§ **Task**
Search the material for the string "РЕЗУЛЬТАТОВ", then return every line where it is found.

§ **Listing**
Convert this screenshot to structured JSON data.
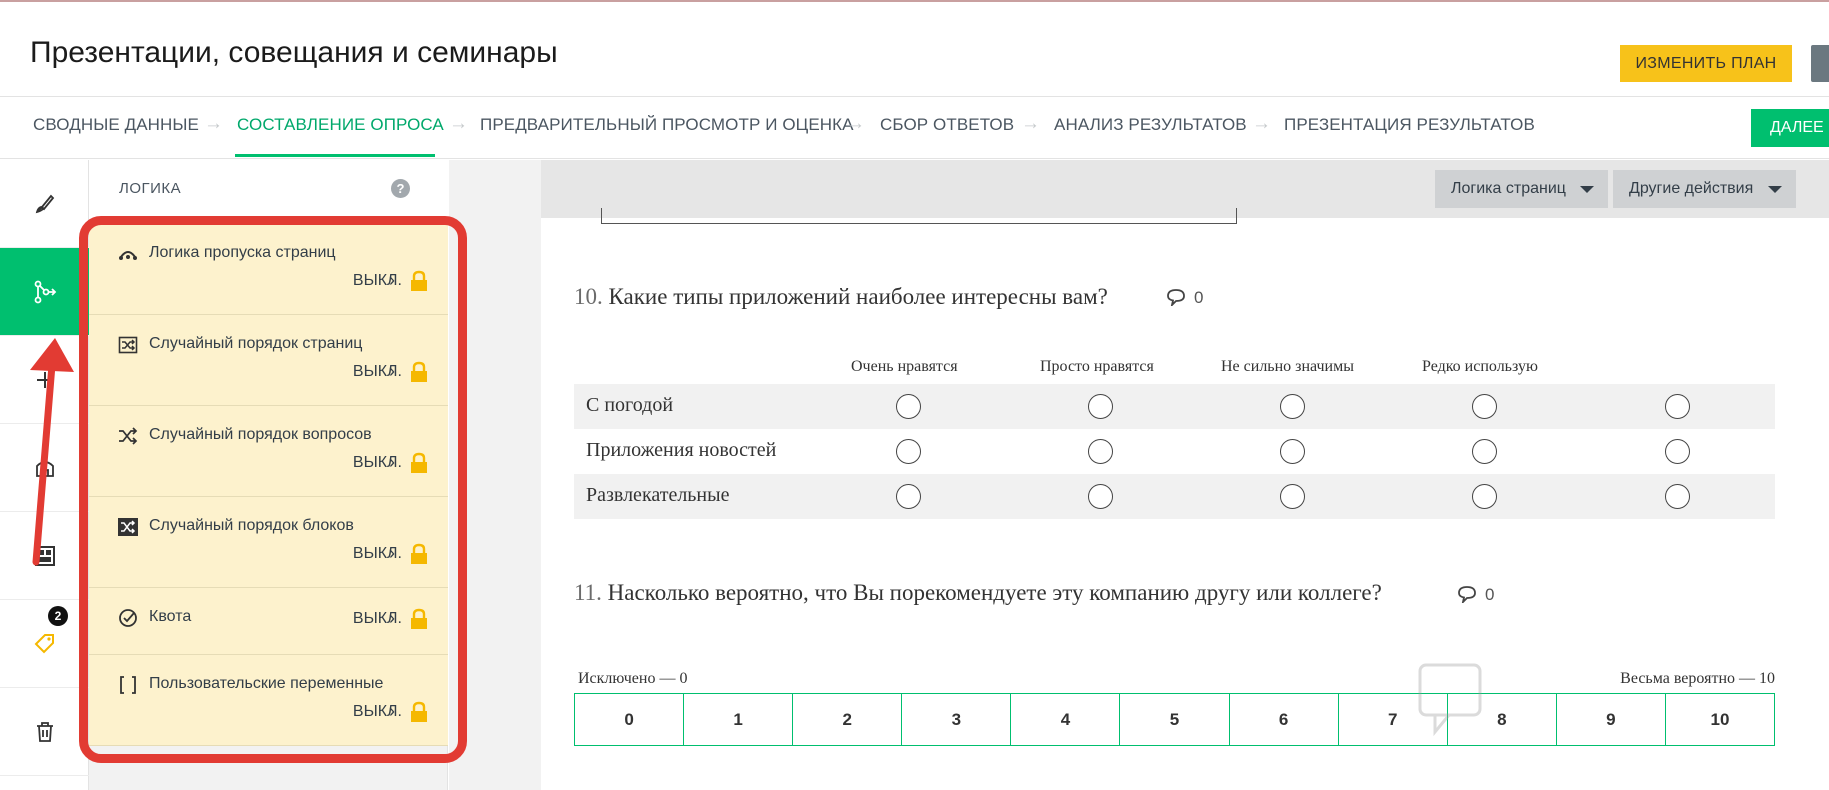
{
  "header": {
    "title": "Презентации, совещания и семинары",
    "change_plan_label": "ИЗМЕНИТЬ ПЛАН"
  },
  "stepnav": {
    "steps": [
      {
        "label": "СВОДНЫЕ ДАННЫЕ",
        "active": false
      },
      {
        "label": "СОСТАВЛЕНИЕ ОПРОСА",
        "active": true
      },
      {
        "label": "ПРЕДВАРИТЕЛЬНЫЙ ПРОСМОТР И ОЦЕНКА",
        "active": false
      },
      {
        "label": "СБОР ОТВЕТОВ",
        "active": false
      },
      {
        "label": "АНАЛИЗ РЕЗУЛЬТАТОВ",
        "active": false
      },
      {
        "label": "ПРЕЗЕНТАЦИЯ РЕЗУЛЬТАТОВ",
        "active": false
      }
    ],
    "next_label": "ДАЛЕЕ"
  },
  "rail": {
    "items": [
      {
        "icon": "paintbrush-icon"
      },
      {
        "icon": "logic-branch-icon",
        "active": true
      },
      {
        "icon": "add-icon"
      },
      {
        "icon": "bag-icon"
      },
      {
        "icon": "layout-icon"
      },
      {
        "icon": "tag-icon",
        "badge": "2"
      },
      {
        "icon": "trash-icon"
      }
    ]
  },
  "panel": {
    "title": "ЛОГИКА",
    "help": "?",
    "items": [
      {
        "label": "Логика пропуска страниц",
        "status": "ВЫКЛ.",
        "icon": "skip-logic-icon"
      },
      {
        "label": "Случайный порядок страниц",
        "status": "ВЫКЛ.",
        "icon": "shuffle-pages-icon"
      },
      {
        "label": "Случайный порядок вопросов",
        "status": "ВЫКЛ.",
        "icon": "shuffle-icon"
      },
      {
        "label": "Случайный порядок блоков",
        "status": "ВЫКЛ.",
        "icon": "shuffle-blocks-icon"
      },
      {
        "label": "Квота",
        "status": "ВЫКЛ.",
        "icon": "quota-check-icon"
      },
      {
        "label": "Пользовательские переменные",
        "status": "ВЫКЛ.",
        "icon": "brackets-icon"
      }
    ]
  },
  "toolbar": {
    "page_logic_label": "Логика страниц",
    "other_actions_label": "Другие действия"
  },
  "q10": {
    "number": "10.",
    "text": "Какие типы приложений наиболее интересны вам?",
    "comments": "0",
    "columns": [
      "Очень нравятся",
      "Просто нравятся",
      "Не сильно значимы",
      "Редко использую"
    ],
    "rows": [
      "С погодой",
      "Приложения новостей",
      "Развлекательные"
    ]
  },
  "q11": {
    "number": "11.",
    "text": "Насколько вероятно, что Вы порекомендуете эту компанию другу или коллеге?",
    "comments": "0",
    "low_label": "Исключено — 0",
    "high_label": "Весьма вероятно — 10",
    "scale": [
      "0",
      "1",
      "2",
      "3",
      "4",
      "5",
      "6",
      "7",
      "8",
      "9",
      "10"
    ]
  },
  "colors": {
    "accent_green": "#00bf6f",
    "plan_button": "#f7c21a",
    "highlight_red": "#e23b33",
    "logic_item_bg": "#fdf2cd",
    "lock_yellow": "#f5b800"
  }
}
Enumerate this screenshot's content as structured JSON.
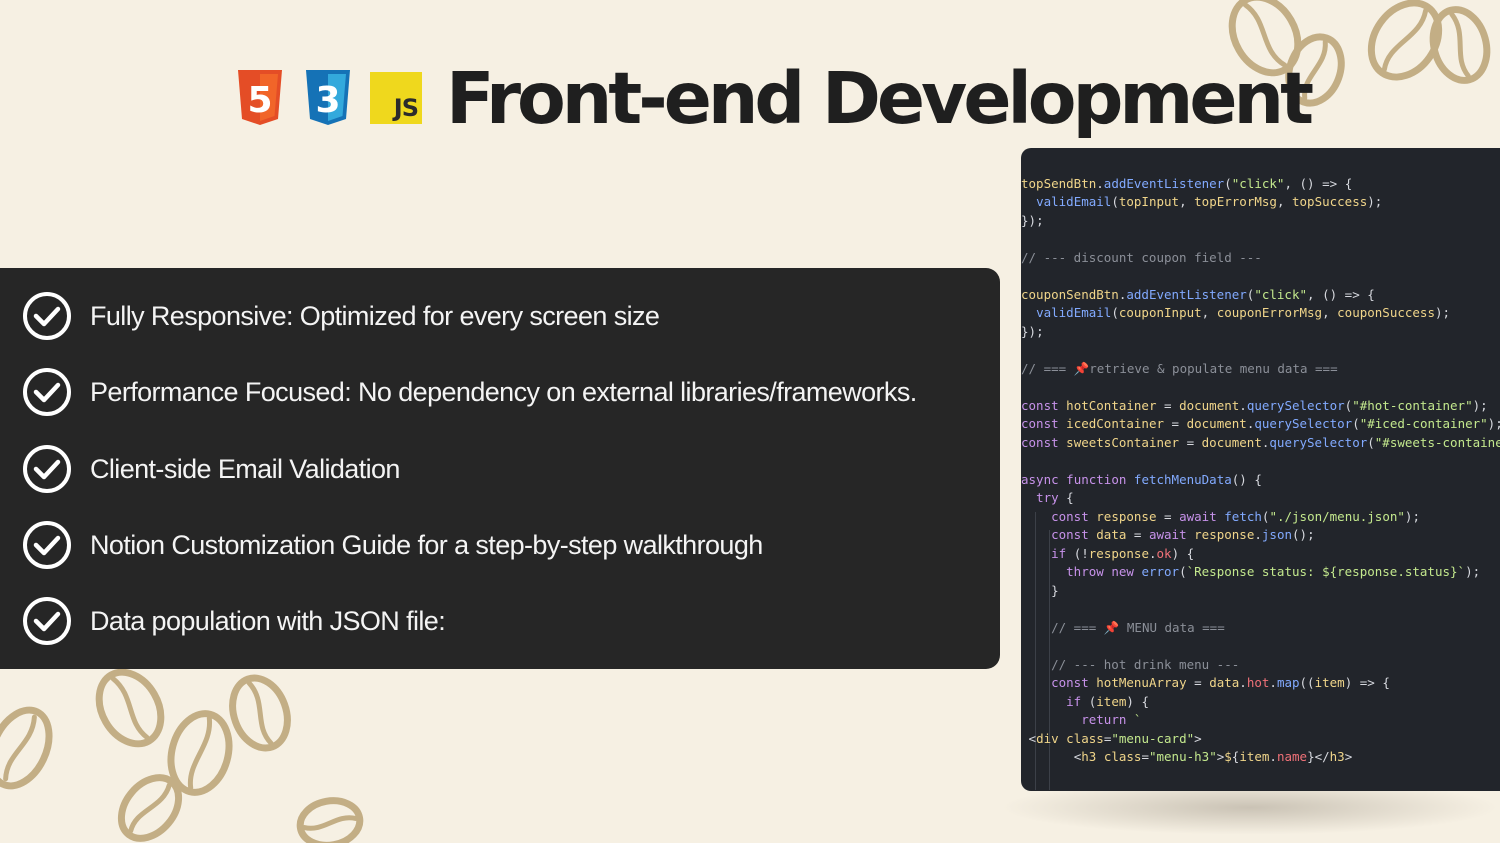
{
  "header": {
    "title": "Front-end Development",
    "logos": [
      {
        "name": "html5-logo",
        "label": "5",
        "color": "#e44d26"
      },
      {
        "name": "css3-logo",
        "label": "3",
        "color": "#2965f1"
      },
      {
        "name": "js-logo",
        "label": "JS",
        "color": "#efd81d"
      }
    ]
  },
  "features": [
    {
      "text": "Fully Responsive: Optimized for every screen size",
      "icon": "check-circle-icon"
    },
    {
      "text": "Performance Focused: No dependency on external libraries/frameworks.",
      "icon": "check-circle-icon"
    },
    {
      "text": "Client-side Email Validation",
      "icon": "check-circle-icon"
    },
    {
      "text": "Notion Customization Guide for a step-by-step walkthrough",
      "icon": "check-circle-icon"
    },
    {
      "text": "Data population with JSON file:",
      "icon": "check-circle-icon"
    }
  ],
  "code": {
    "lines": [
      "",
      "topSendBtn.addEventListener(\"click\", () => {",
      "  validEmail(topInput, topErrorMsg, topSuccess);",
      "});",
      "",
      "// --- discount coupon field ---",
      "",
      "couponSendBtn.addEventListener(\"click\", () => {",
      "  validEmail(couponInput, couponErrorMsg, couponSuccess);",
      "});",
      "",
      "// === 📌retrieve & populate menu data ===",
      "",
      "const hotContainer = document.querySelector(\"#hot-container\");",
      "const icedContainer = document.querySelector(\"#iced-container\");",
      "const sweetsContainer = document.querySelector(\"#sweets-container\");",
      "",
      "async function fetchMenuData() {",
      "  try {",
      "    const response = await fetch(\"./json/menu.json\");",
      "    const data = await response.json();",
      "    if (!response.ok) {",
      "      throw new error(`Response status: ${response.status}`);",
      "    }",
      "",
      "    // === 📌 MENU data ===",
      "",
      "    // --- hot drink menu ---",
      "    const hotMenuArray = data.hot.map((item) => {",
      "      if (item) {",
      "        return `",
      " <div class=\"menu-card\">",
      "       <h3 class=\"menu-h3\">${item.name}</h3>"
    ]
  },
  "colors": {
    "background": "#f6f0e3",
    "panel": "#262626",
    "code_bg": "#22252b",
    "beans": "#c3ae85"
  }
}
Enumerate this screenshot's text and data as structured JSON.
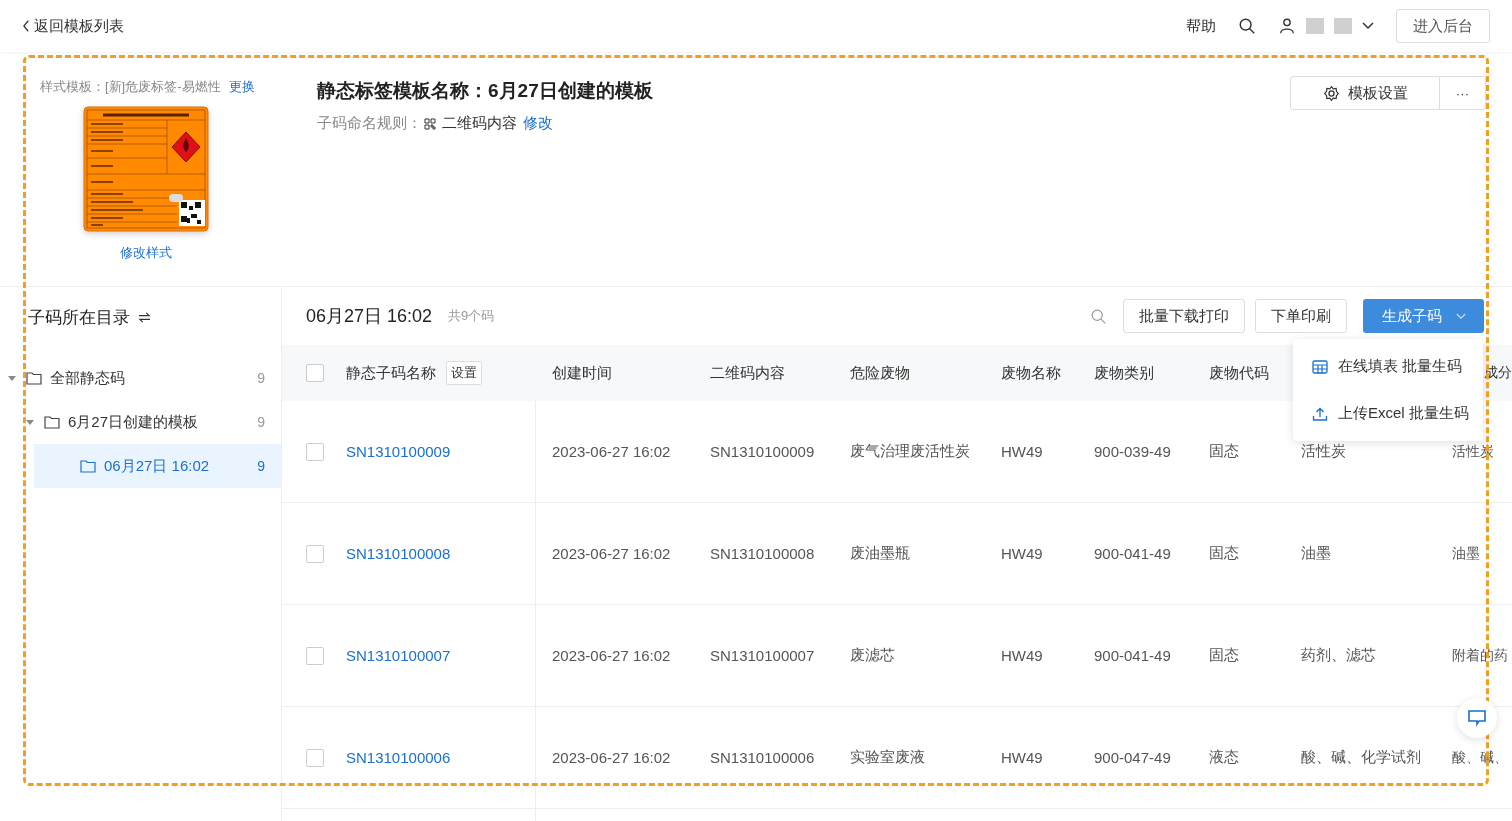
{
  "top_bar": {
    "back_link": "返回模板列表",
    "help": "帮助",
    "admin_button": "进入后台"
  },
  "template": {
    "style_label": "样式模板：[新]危废标签-易燃性",
    "replace_link": "更换",
    "edit_style_link": "修改样式",
    "title": "静态标签模板名称：6月27日创建的模板",
    "naming_label": "子码命名规则：",
    "naming_value": "二维码内容",
    "naming_edit": "修改",
    "settings_button": "模板设置",
    "more_button": "···"
  },
  "sidebar": {
    "title": "子码所在目录",
    "tree": [
      {
        "label": "全部静态码",
        "count": "9",
        "expanded": true,
        "selected": false,
        "children": [
          {
            "label": "6月27日创建的模板",
            "count": "9",
            "expanded": true,
            "selected": false,
            "children": [
              {
                "label": "06月27日 16:02",
                "count": "9",
                "selected": true
              }
            ]
          }
        ]
      }
    ]
  },
  "list": {
    "title": "06月27日 16:02",
    "total": "共9个码",
    "buttons": [
      "批量下载打印",
      "下单印刷"
    ],
    "generate_button": "生成子码",
    "menu": [
      {
        "kind": "table",
        "label": "在线填表 批量生码"
      },
      {
        "kind": "upload",
        "label": "上传Excel 批量生码"
      }
    ]
  },
  "table": {
    "all_checked": false,
    "columns": [
      "静态子码名称",
      "创建时间",
      "二维码内容",
      "危险废物",
      "废物名称",
      "废物类别",
      "废物代码"
    ],
    "column_settings": "设置",
    "last_column": "成分",
    "rows": [
      {
        "checked": false,
        "cells": [
          "SN1310100009",
          "2023-06-27 16:02",
          "SN1310100009",
          "废气治理废活性炭",
          "HW49",
          "900-039-49",
          "固态",
          "活性炭",
          "活性炭"
        ]
      },
      {
        "checked": false,
        "cells": [
          "SN1310100008",
          "2023-06-27 16:02",
          "SN1310100008",
          "废油墨瓶",
          "HW49",
          "900-041-49",
          "固态",
          "油墨",
          "油墨"
        ]
      },
      {
        "checked": false,
        "cells": [
          "SN1310100007",
          "2023-06-27 16:02",
          "SN1310100007",
          "废滤芯",
          "HW49",
          "900-041-49",
          "固态",
          "药剂、滤芯",
          "附着的药"
        ]
      },
      {
        "checked": false,
        "cells": [
          "SN1310100006",
          "2023-06-27 16:02",
          "SN1310100006",
          "实验室废液",
          "HW49",
          "900-047-49",
          "液态",
          "酸、碱、化学试剂",
          "酸、碱、"
        ]
      }
    ]
  }
}
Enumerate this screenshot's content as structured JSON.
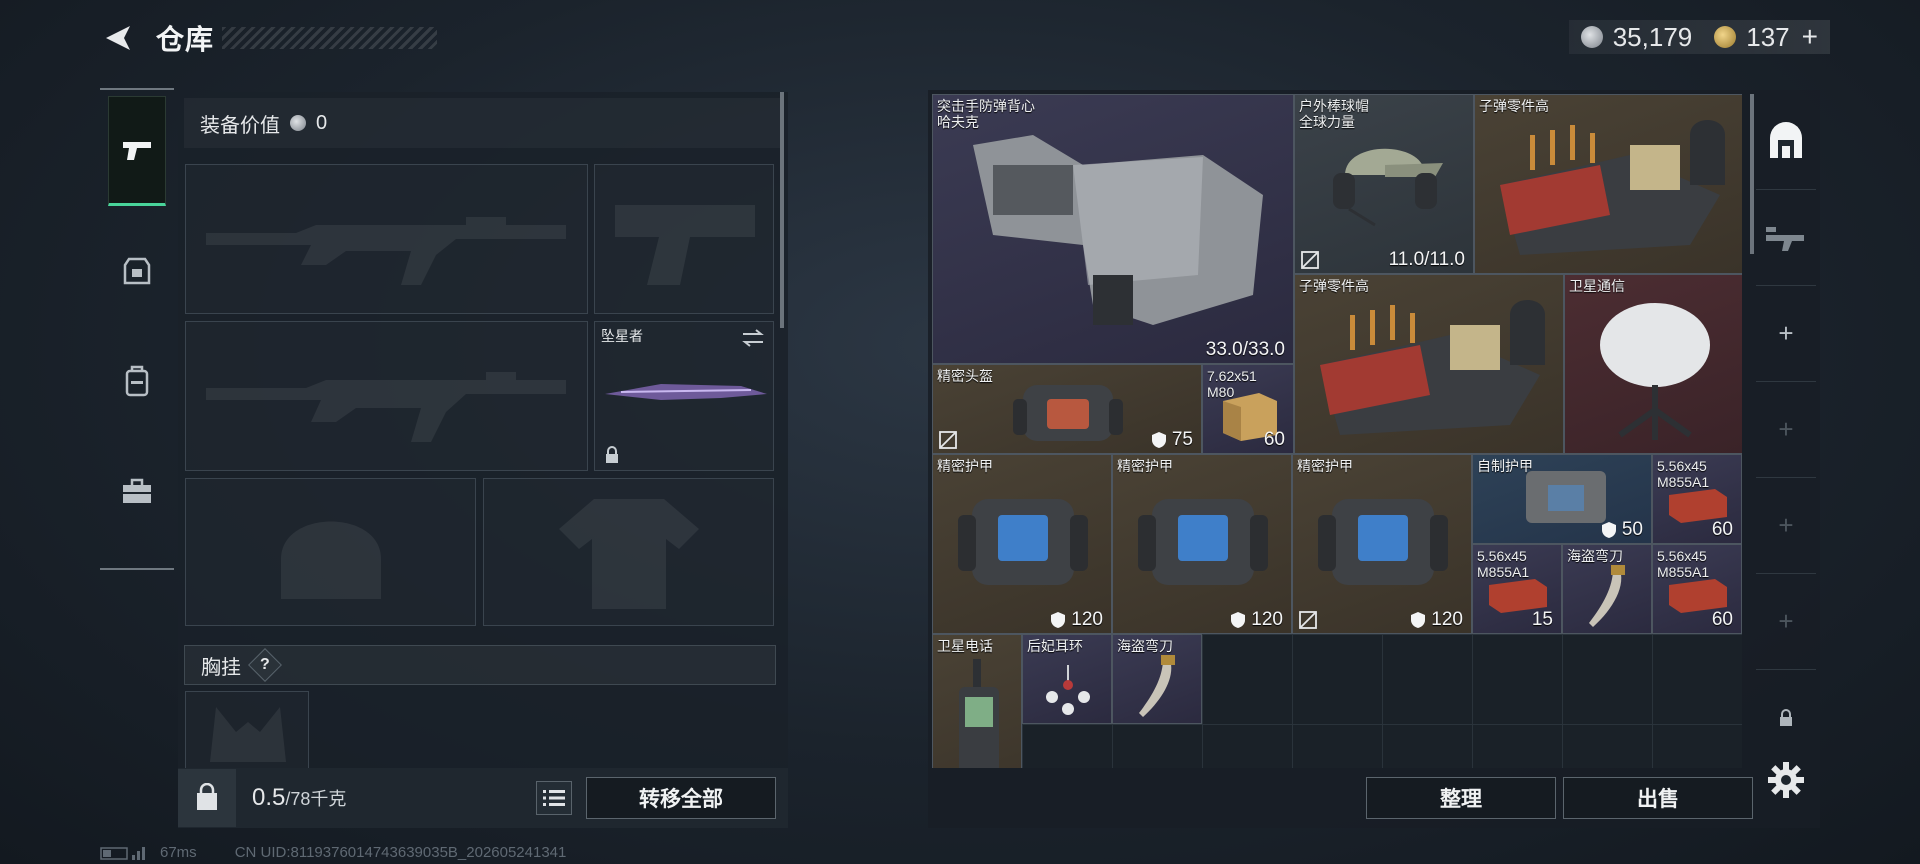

§ **Answer**
        "label": "АНАЛИЗ РЕЗУЛЬТАТОВ",
        "label": "ПРЕЗЕНТАЦИЯ РЕЗУЛЬТАТОВ",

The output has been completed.